EXTRACTED ENTRIES start

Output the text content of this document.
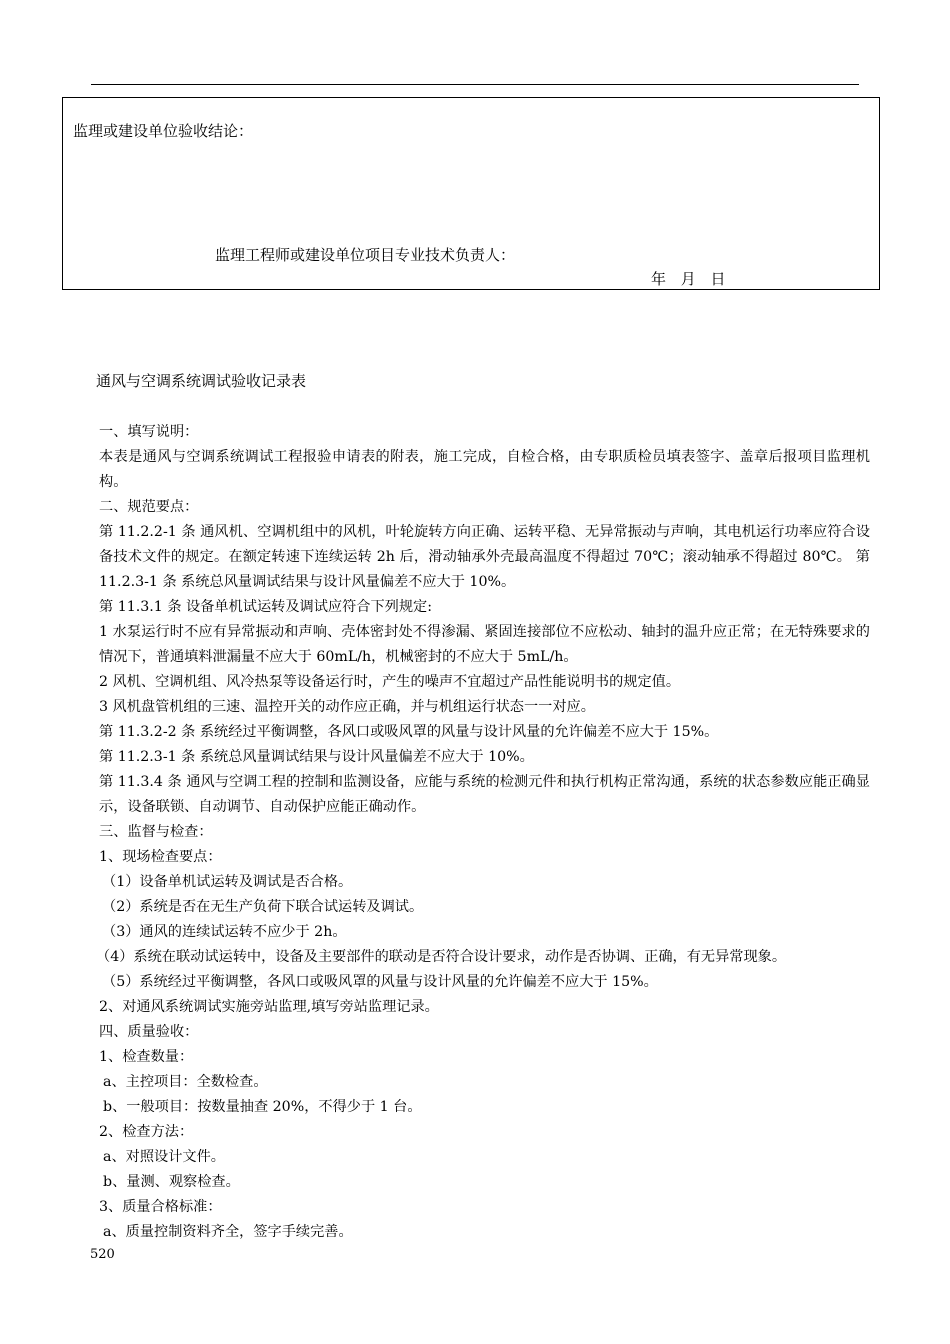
监理或建设单位验收结论：
监理工程师或建设单位项目专业技术负责人：
年 月 日
通风与空调系统调试验收记录表

一、填写说明：

本表是通风与空调系统调试工程报验申请表的附表，施工完成，自检合格，由专职质检员填表签字、盖章后报项目监理机构。

二、规范要点：

第 11.2.2-1 条 通风机、空调机组中的风机，叶轮旋转方向正确、运转平稳、无异常振动与声响，其电机运行功率应符合设备技术文件的规定。在额定转速下连续运转 2h 后，滑动轴承外壳最高温度不得超过 70℃；滚动轴承不得超过 80℃。 第 11.2.3-1 条 系统总风量调试结果与设计风量偏差不应大于 10%。

第 11.3.1 条 设备单机试运转及调试应符合下列规定:

1 水泵运行时不应有异常振动和声响、壳体密封处不得渗漏、紧固连接部位不应松动、轴封的温升应正常；在无特殊要求的情况下，普通填料泄漏量不应大于 60mL/h，机械密封的不应大于 5mL/h。

2 风机、空调机组、风冷热泵等设备运行时，产生的噪声不宜超过产品性能说明书的规定值。

3 风机盘管机组的三速、温控开关的动作应正确，并与机组运行状态一一对应。

第 11.3.2-2 条 系统经过平衡调整，各风口或吸风罩的风量与设计风量的允许偏差不应大于 15%。

第 11.2.3-1 条 系统总风量调试结果与设计风量偏差不应大于 10%。

第 11.3.4 条 通风与空调工程的控制和监测设备，应能与系统的检测元件和执行机构正常沟通，系统的状态参数应能正确显示，设备联锁、自动调节、自动保护应能正确动作。

三、监督与检查：

1、现场检查要点：

（1）设备单机试运转及调试是否合格。

（2）系统是否在无生产负荷下联合试运转及调试。

（3）通风的连续试运转不应少于 2h。

（4）系统在联动试运转中，设备及主要部件的联动是否符合设计要求，动作是否协调、正确，有无异常现象。

（5）系统经过平衡调整，各风口或吸风罩的风量与设计风量的允许偏差不应大于 15%。

2、对通风系统调试实施旁站监理,填写旁站监理记录。

四、质量验收：

1、检查数量：

a、主控项目：全数检查。

b、一般项目：按数量抽查 20%，不得少于 1 台。

2、检查方法：

a、对照设计文件。

b、量测、观察检查。

3、质量合格标准：

a、质量控制资料齐全，签字手续完善。

520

EXTRACTED ENTRIES end

Drop the pictures and reproduce the rest of the entries above exactly.

ANSWER TO THE TASK:
Output the text content of this document.
监理或建设单位验收结论：
监理工程师或建设单位项目专业技术负责人：
年 月 日
通风与空调系统调试验收记录表

一、填写说明：

本表是通风与空调系统调试工程报验申请表的附表，施工完成，自检合格，由专职质检员填表签字、盖章后报项目监理机构。

二、规范要点：

第 11.2.2-1 条 通风机、空调机组中的风机，叶轮旋转方向正确、运转平稳、无异常振动与声响，其电机运行功率应符合设备技术文件的规定。在额定转速下连续运转 2h 后，滑动轴承外壳最高温度不得超过 70℃；滚动轴承不得超过 80℃。 第 11.2.3-1 条 系统总风量调试结果与设计风量偏差不应大于 10%。

第 11.3.1 条 设备单机试运转及调试应符合下列规定:

1 水泵运行时不应有异常振动和声响、壳体密封处不得渗漏、紧固连接部位不应松动、轴封的温升应正常；在无特殊要求的情况下，普通填料泄漏量不应大于 60mL/h，机械密封的不应大于 5mL/h。

2 风机、空调机组、风冷热泵等设备运行时，产生的噪声不宜超过产品性能说明书的规定值。

3 风机盘管机组的三速、温控开关的动作应正确，并与机组运行状态一一对应。

第 11.3.2-2 条 系统经过平衡调整，各风口或吸风罩的风量与设计风量的允许偏差不应大于 15%。

第 11.2.3-1 条 系统总风量调试结果与设计风量偏差不应大于 10%。

第 11.3.4 条 通风与空调工程的控制和监测设备，应能与系统的检测元件和执行机构正常沟通，系统的状态参数应能正确显示，设备联锁、自动调节、自动保护应能正确动作。

三、监督与检查：

1、现场检查要点：

（1）设备单机试运转及调试是否合格。

（2）系统是否在无生产负荷下联合试运转及调试。

（3）通风的连续试运转不应少于 2h。

（4）系统在联动试运转中，设备及主要部件的联动是否符合设计要求，动作是否协调、正确，有无异常现象。

（5）系统经过平衡调整，各风口或吸风罩的风量与设计风量的允许偏差不应大于 15%。

2、对通风系统调试实施旁站监理,填写旁站监理记录。

四、质量验收：

1、检查数量：

a、主控项目：全数检查。

b、一般项目：按数量抽查 20%，不得少于 1 台。

2、检查方法：

a、对照设计文件。

b、量测、观察检查。

3、质量合格标准：

a、质量控制资料齐全，签字手续完善。

520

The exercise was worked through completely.